* _TASK STATEMENT_: Look through the listing and locate every line containing the word "Covid"; copy those lines.

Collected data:
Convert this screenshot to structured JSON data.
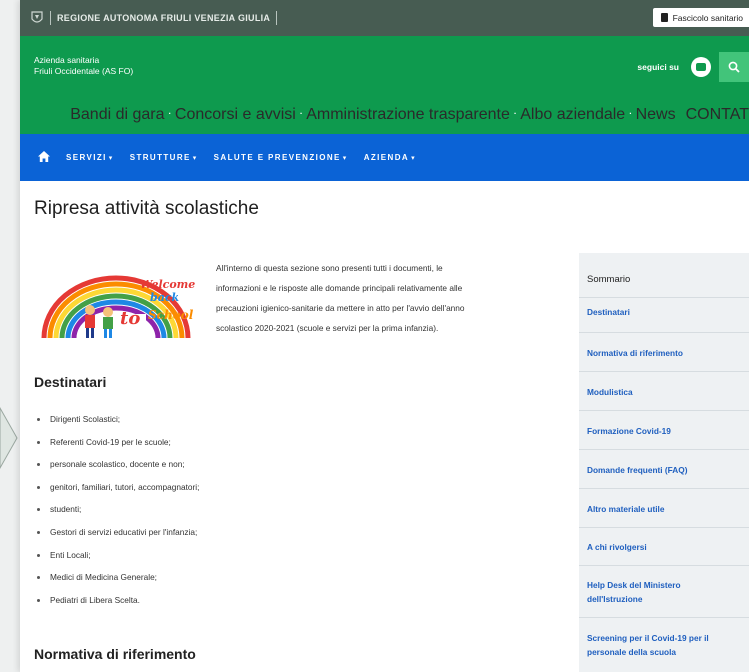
{
  "region_bar": {
    "text": "REGIONE AUTONOMA FRIULI VENEZIA GIULIA",
    "fascicolo_label": "Fascicolo sanitario"
  },
  "header": {
    "org_line1": "Azienda sanitaria",
    "org_line2": "Friuli Occidentale (AS FO)",
    "seguici": "seguici su",
    "service_links": [
      "Bandi di gara",
      "Concorsi e avvisi",
      "Amministrazione trasparente",
      "Albo aziendale",
      "News",
      "CONTAT"
    ]
  },
  "nav": {
    "items": [
      "SERVIZI",
      "STRUTTURE",
      "SALUTE E PREVENZIONE",
      "AZIENDA"
    ]
  },
  "main": {
    "title": "Ripresa attività scolastiche",
    "intro_lines": [
      "All'interno di questa sezione sono presenti tutti i documenti, le",
      "informazioni e le risposte alle domande principali relativamente alle",
      "precauzioni igienico-sanitarie da mettere in atto per l'avvio dell'anno",
      "scolastico 2020-2021 (scuole e servizi per la prima infanzia)."
    ],
    "logo_text": [
      "Welcome",
      "back",
      "to",
      "School"
    ],
    "destinatari_title": "Destinatari",
    "destinatari": [
      "Dirigenti Scolastici;",
      "Referenti Covid-19 per le scuole;",
      "personale scolastico, docente e non;",
      "genitori, familiari, tutori, accompagnatori;",
      "studenti;",
      "Gestori di servizi educativi per l'infanzia;",
      "Enti Locali;",
      "Medici di Medicina Generale;",
      "Pediatri di Libera Scelta."
    ],
    "normativa_title": "Normativa di riferimento"
  },
  "sommario": {
    "title": "Sommario",
    "links": [
      [
        "Destinatari"
      ],
      [
        "Normativa di riferimento"
      ],
      [
        "Modulistica"
      ],
      [
        "Formazione Covid-19"
      ],
      [
        "Domande frequenti (FAQ)"
      ],
      [
        "Altro materiale utile"
      ],
      [
        "A chi rivolgersi"
      ],
      [
        "Help Desk del Ministero",
        "dell'Istruzione"
      ],
      [
        "Screening per il Covid-19 per il",
        "personale della scuola"
      ]
    ]
  },
  "colors": {
    "region_bar": "#475c52",
    "header_green": "#0e9a4e",
    "nav_blue": "#0b63d6",
    "link_blue": "#1f5fbf",
    "sommario_bg": "#eef1f3"
  },
  "icons": {
    "region": "region-emblem-icon",
    "fascicolo": "document-icon",
    "youtube": "youtube-icon",
    "search": "search-icon",
    "home": "home-icon",
    "nav_caret": "caret-down-icon"
  }
}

* _SOLVED PROBLEM_:
      "Referenti Covid-19 per le scuole;",
        "Formazione Covid-19"
        "Screening per il Covid-19 per il",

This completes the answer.